▸ AIM OF THE EXERCISE
Go through the listing and copy every line word for word.

>> START SUPPLIED DATA

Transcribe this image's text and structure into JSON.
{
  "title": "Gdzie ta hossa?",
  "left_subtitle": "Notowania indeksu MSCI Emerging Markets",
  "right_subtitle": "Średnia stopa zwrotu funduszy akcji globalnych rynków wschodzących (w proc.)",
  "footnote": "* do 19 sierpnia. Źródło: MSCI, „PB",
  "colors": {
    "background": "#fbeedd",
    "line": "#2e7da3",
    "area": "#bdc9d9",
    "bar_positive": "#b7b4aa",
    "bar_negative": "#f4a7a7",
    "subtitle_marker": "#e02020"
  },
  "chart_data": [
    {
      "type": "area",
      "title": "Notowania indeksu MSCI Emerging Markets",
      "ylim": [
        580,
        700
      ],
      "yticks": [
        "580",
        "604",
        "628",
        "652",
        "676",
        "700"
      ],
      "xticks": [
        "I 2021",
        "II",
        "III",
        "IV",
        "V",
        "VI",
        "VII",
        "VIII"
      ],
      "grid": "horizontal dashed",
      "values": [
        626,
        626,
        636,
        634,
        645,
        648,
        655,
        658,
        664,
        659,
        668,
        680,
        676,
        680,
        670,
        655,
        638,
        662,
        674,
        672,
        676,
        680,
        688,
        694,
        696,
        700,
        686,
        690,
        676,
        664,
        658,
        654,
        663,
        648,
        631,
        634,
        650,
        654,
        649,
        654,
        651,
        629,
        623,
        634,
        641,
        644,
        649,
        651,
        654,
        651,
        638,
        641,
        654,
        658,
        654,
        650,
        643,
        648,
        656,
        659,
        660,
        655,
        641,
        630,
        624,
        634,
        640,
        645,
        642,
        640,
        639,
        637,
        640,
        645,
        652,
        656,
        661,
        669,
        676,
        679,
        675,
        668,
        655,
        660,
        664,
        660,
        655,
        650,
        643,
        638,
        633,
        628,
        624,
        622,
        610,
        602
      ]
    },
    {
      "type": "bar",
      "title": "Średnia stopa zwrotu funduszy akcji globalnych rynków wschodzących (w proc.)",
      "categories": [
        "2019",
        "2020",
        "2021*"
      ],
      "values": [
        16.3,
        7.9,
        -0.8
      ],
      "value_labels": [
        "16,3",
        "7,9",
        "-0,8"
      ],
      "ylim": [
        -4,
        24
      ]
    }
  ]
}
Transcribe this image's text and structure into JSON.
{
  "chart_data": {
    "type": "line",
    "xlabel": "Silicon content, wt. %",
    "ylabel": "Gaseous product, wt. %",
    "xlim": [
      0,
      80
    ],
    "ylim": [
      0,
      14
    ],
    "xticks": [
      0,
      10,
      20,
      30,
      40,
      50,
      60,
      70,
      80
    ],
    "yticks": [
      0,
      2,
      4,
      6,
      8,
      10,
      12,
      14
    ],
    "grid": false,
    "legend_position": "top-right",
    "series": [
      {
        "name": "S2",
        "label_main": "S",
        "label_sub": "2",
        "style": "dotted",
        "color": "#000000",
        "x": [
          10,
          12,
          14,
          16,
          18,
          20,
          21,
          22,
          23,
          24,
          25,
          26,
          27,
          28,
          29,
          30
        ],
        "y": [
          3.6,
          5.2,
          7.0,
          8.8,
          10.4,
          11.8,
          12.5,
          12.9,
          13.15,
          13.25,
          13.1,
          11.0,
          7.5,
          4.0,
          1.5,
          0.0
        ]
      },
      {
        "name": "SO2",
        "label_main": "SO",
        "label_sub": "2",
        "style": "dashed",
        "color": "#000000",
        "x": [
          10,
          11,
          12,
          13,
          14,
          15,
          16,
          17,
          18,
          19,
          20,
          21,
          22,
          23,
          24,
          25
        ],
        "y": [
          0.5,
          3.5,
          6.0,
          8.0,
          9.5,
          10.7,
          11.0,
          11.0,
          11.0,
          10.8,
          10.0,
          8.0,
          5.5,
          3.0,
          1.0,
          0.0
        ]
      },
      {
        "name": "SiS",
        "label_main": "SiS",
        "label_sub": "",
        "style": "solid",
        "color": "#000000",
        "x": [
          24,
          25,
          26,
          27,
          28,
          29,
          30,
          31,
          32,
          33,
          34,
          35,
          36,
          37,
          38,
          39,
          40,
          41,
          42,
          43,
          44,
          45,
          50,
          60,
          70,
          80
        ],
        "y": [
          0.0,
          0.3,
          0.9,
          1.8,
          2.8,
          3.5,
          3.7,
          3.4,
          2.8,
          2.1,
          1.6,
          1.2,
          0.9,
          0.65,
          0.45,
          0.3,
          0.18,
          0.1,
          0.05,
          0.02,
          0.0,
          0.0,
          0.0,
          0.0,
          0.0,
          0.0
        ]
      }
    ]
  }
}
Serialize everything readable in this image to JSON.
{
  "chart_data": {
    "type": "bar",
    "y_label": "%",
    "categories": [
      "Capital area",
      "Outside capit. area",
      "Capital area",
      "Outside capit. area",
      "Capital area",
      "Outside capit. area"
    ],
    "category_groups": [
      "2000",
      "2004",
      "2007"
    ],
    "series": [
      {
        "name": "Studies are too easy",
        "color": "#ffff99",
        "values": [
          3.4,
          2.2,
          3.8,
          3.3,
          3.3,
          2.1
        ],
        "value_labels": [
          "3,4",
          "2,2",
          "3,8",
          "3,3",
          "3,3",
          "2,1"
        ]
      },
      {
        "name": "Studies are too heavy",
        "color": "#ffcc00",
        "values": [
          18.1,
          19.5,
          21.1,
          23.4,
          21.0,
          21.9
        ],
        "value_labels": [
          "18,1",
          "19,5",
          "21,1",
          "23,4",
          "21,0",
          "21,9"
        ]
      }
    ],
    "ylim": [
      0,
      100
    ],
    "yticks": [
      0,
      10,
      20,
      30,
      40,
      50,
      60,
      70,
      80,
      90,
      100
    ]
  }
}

>> END SUPPLIED DATA

▸ OUTPUT BELOW
Transcribe this image's text and structure into JSON.
{
  "title": "Gdzie ta hossa?",
  "left_subtitle": "Notowania indeksu MSCI Emerging Markets",
  "right_subtitle": "Średnia stopa zwrotu funduszy akcji globalnych rynków wschodzących (w proc.)",
  "footnote": "* do 19 sierpnia. Źródło: MSCI, „PB",
  "colors": {
    "background": "#fbeedd",
    "line": "#2e7da3",
    "area": "#bdc9d9",
    "bar_positive": "#b7b4aa",
    "bar_negative": "#f4a7a7",
    "subtitle_marker": "#e02020"
  },
  "chart_data": [
    {
      "type": "area",
      "title": "Notowania indeksu MSCI Emerging Markets",
      "ylim": [
        580,
        700
      ],
      "yticks": [
        "580",
        "604",
        "628",
        "652",
        "676",
        "700"
      ],
      "xticks": [
        "I 2021",
        "II",
        "III",
        "IV",
        "V",
        "VI",
        "VII",
        "VIII"
      ],
      "grid": "horizontal dashed",
      "values": [
        626,
        626,
        636,
        634,
        645,
        648,
        655,
        658,
        664,
        659,
        668,
        680,
        676,
        680,
        670,
        655,
        638,
        662,
        674,
        672,
        676,
        680,
        688,
        694,
        696,
        700,
        686,
        690,
        676,
        664,
        658,
        654,
        663,
        648,
        631,
        634,
        650,
        654,
        649,
        654,
        651,
        629,
        623,
        634,
        641,
        644,
        649,
        651,
        654,
        651,
        638,
        641,
        654,
        658,
        654,
        650,
        643,
        648,
        656,
        659,
        660,
        655,
        641,
        630,
        624,
        634,
        640,
        645,
        642,
        640,
        639,
        637,
        640,
        645,
        652,
        656,
        661,
        669,
        676,
        679,
        675,
        668,
        655,
        660,
        664,
        660,
        655,
        650,
        643,
        638,
        633,
        628,
        624,
        622,
        610,
        602
      ]
    },
    {
      "type": "bar",
      "title": "Średnia stopa zwrotu funduszy akcji globalnych rynków wschodzących (w proc.)",
      "categories": [
        "2019",
        "2020",
        "2021*"
      ],
      "values": [
        16.3,
        7.9,
        -0.8
      ],
      "value_labels": [
        "16,3",
        "7,9",
        "-0,8"
      ],
      "ylim": [
        -4,
        24
      ]
    }
  ]
}
Transcribe this image's text and structure into JSON.
{
  "chart_data": {
    "type": "line",
    "xlabel": "Silicon content, wt. %",
    "ylabel": "Gaseous product, wt. %",
    "xlim": [
      0,
      80
    ],
    "ylim": [
      0,
      14
    ],
    "xticks": [
      0,
      10,
      20,
      30,
      40,
      50,
      60,
      70,
      80
    ],
    "yticks": [
      0,
      2,
      4,
      6,
      8,
      10,
      12,
      14
    ],
    "grid": false,
    "legend_position": "top-right",
    "series": [
      {
        "name": "S2",
        "label_main": "S",
        "label_sub": "2",
        "style": "dotted",
        "color": "#000000",
        "x": [
          10,
          12,
          14,
          16,
          18,
          20,
          21,
          22,
          23,
          24,
          25,
          26,
          27,
          28,
          29,
          30
        ],
        "y": [
          3.6,
          5.2,
          7.0,
          8.8,
          10.4,
          11.8,
          12.5,
          12.9,
          13.15,
          13.25,
          13.1,
          11.0,
          7.5,
          4.0,
          1.5,
          0.0
        ]
      },
      {
        "name": "SO2",
        "label_main": "SO",
        "label_sub": "2",
        "style": "dashed",
        "color": "#000000",
        "x": [
          10,
          11,
          12,
          13,
          14,
          15,
          16,
          17,
          18,
          19,
          20,
          21,
          22,
          23,
          24,
          25
        ],
        "y": [
          0.5,
          3.5,
          6.0,
          8.0,
          9.5,
          10.7,
          11.0,
          11.0,
          11.0,
          10.8,
          10.0,
          8.0,
          5.5,
          3.0,
          1.0,
          0.0
        ]
      },
      {
        "name": "SiS",
        "label_main": "SiS",
        "label_sub": "",
        "style": "solid",
        "color": "#000000",
        "x": [
          24,
          25,
          26,
          27,
          28,
          29,
          30,
          31,
          32,
          33,
          34,
          35,
          36,
          37,
          38,
          39,
          40,
          41,
          42,
          43,
          44,
          45,
          50,
          60,
          70,
          80
        ],
        "y": [
          0.0,
          0.3,
          0.9,
          1.8,
          2.8,
          3.5,
          3.7,
          3.4,
          2.8,
          2.1,
          1.6,
          1.2,
          0.9,
          0.65,
          0.45,
          0.3,
          0.18,
          0.1,
          0.05,
          0.02,
          0.0,
          0.0,
          0.0,
          0.0,
          0.0,
          0.0
        ]
      }
    ]
  }
}
Serialize everything readable in this image to JSON.
{
  "chart_data": {
    "type": "bar",
    "y_label": "%",
    "categories": [
      "Capital area",
      "Outside capit. area",
      "Capital area",
      "Outside capit. area",
      "Capital area",
      "Outside capit. area"
    ],
    "category_groups": [
      "2000",
      "2004",
      "2007"
    ],
    "series": [
      {
        "name": "Studies are too easy",
        "color": "#ffff99",
        "values": [
          3.4,
          2.2,
          3.8,
          3.3,
          3.3,
          2.1
        ],
        "value_labels": [
          "3,4",
          "2,2",
          "3,8",
          "3,3",
          "3,3",
          "2,1"
        ]
      },
      {
        "name": "Studies are too heavy",
        "color": "#ffcc00",
        "values": [
          18.1,
          19.5,
          21.1,
          23.4,
          21.0,
          21.9
        ],
        "value_labels": [
          "18,1",
          "19,5",
          "21,1",
          "23,4",
          "21,0",
          "21,9"
        ]
      }
    ],
    "ylim": [
      0,
      100
    ],
    "yticks": [
      0,
      10,
      20,
      30,
      40,
      50,
      60,
      70,
      80,
      90,
      100
    ]
  }
}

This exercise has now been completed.